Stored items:
'''
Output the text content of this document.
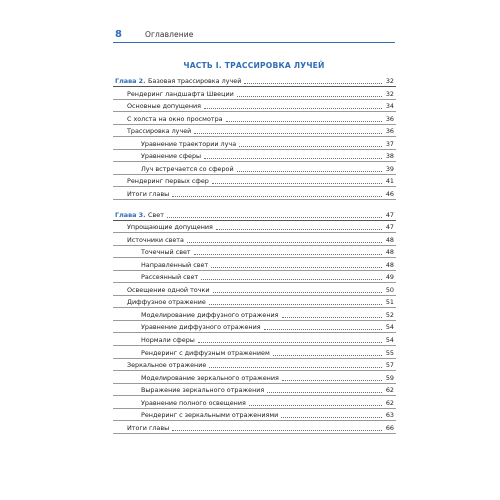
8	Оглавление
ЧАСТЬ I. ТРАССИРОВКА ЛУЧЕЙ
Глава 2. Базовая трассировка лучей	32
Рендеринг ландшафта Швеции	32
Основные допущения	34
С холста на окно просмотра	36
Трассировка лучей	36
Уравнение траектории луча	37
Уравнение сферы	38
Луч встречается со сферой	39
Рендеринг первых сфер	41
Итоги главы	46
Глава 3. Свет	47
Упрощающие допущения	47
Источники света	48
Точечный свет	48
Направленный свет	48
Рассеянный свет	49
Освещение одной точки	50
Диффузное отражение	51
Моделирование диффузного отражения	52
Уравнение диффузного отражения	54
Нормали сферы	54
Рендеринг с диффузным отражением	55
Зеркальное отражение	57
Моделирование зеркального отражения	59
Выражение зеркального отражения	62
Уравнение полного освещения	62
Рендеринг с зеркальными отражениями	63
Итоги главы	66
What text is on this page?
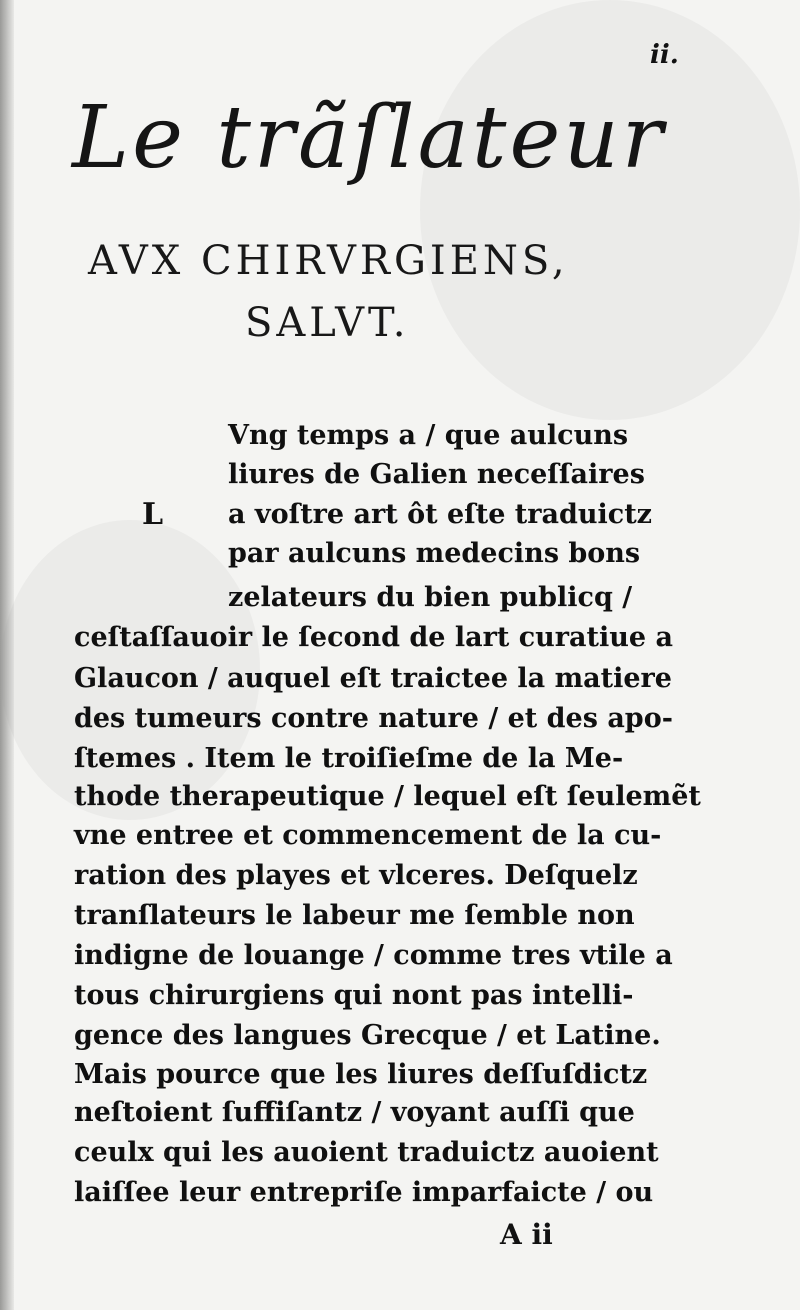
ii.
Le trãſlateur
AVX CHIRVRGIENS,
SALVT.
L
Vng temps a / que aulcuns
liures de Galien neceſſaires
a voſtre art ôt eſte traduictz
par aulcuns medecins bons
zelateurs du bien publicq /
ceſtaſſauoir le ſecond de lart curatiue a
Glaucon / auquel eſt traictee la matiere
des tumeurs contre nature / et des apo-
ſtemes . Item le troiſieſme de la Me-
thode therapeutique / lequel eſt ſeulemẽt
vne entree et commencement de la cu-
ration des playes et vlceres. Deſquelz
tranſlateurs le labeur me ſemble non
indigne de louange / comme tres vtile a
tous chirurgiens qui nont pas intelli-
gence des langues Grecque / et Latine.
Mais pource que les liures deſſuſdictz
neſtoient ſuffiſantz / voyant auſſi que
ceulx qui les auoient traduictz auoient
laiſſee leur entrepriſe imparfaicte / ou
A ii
'''
● What you have to do:
The records above are to be quoted exactly, with all pictures left out.

● Result:
Output the text content of this document.
8	Оглавление
ЧАСТЬ I. ТРАССИРОВКА ЛУЧЕЙ
Глава 2. Базовая трассировка лучей	32
Рендеринг ландшафта Швеции	32
Основные допущения	34
С холста на окно просмотра	36
Трассировка лучей	36
Уравнение траектории луча	37
Уравнение сферы	38
Луч встречается со сферой	39
Рендеринг первых сфер	41
Итоги главы	46
Глава 3. Свет	47
Упрощающие допущения	47
Источники света	48
Точечный свет	48
Направленный свет	48
Рассеянный свет	49
Освещение одной точки	50
Диффузное отражение	51
Моделирование диффузного отражения	52
Уравнение диффузного отражения	54
Нормали сферы	54
Рендеринг с диффузным отражением	55
Зеркальное отражение	57
Моделирование зеркального отражения	59
Выражение зеркального отражения	62
Уравнение полного освещения	62
Рендеринг с зеркальными отражениями	63
Итоги главы	66
What text is on this page?
ii.
Le trãſlateur
AVX CHIRVRGIENS,
SALVT.
L
Vng temps a / que aulcuns
liures de Galien neceſſaires
a voſtre art ôt eſte traduictz
par aulcuns medecins bons
zelateurs du bien publicq /
ceſtaſſauoir le ſecond de lart curatiue a
Glaucon / auquel eſt traictee la matiere
des tumeurs contre nature / et des apo-
ſtemes . Item le troiſieſme de la Me-
thode therapeutique / lequel eſt ſeulemẽt
vne entree et commencement de la cu-
ration des playes et vlceres. Deſquelz
tranſlateurs le labeur me ſemble non
indigne de louange / comme tres vtile a
tous chirurgiens qui nont pas intelli-
gence des langues Grecque / et Latine.
Mais pource que les liures deſſuſdictz
neſtoient ſuffiſantz / voyant auſſi que
ceulx qui les auoient traduictz auoient
laiſſee leur entrepriſe imparfaicte / ou
A ii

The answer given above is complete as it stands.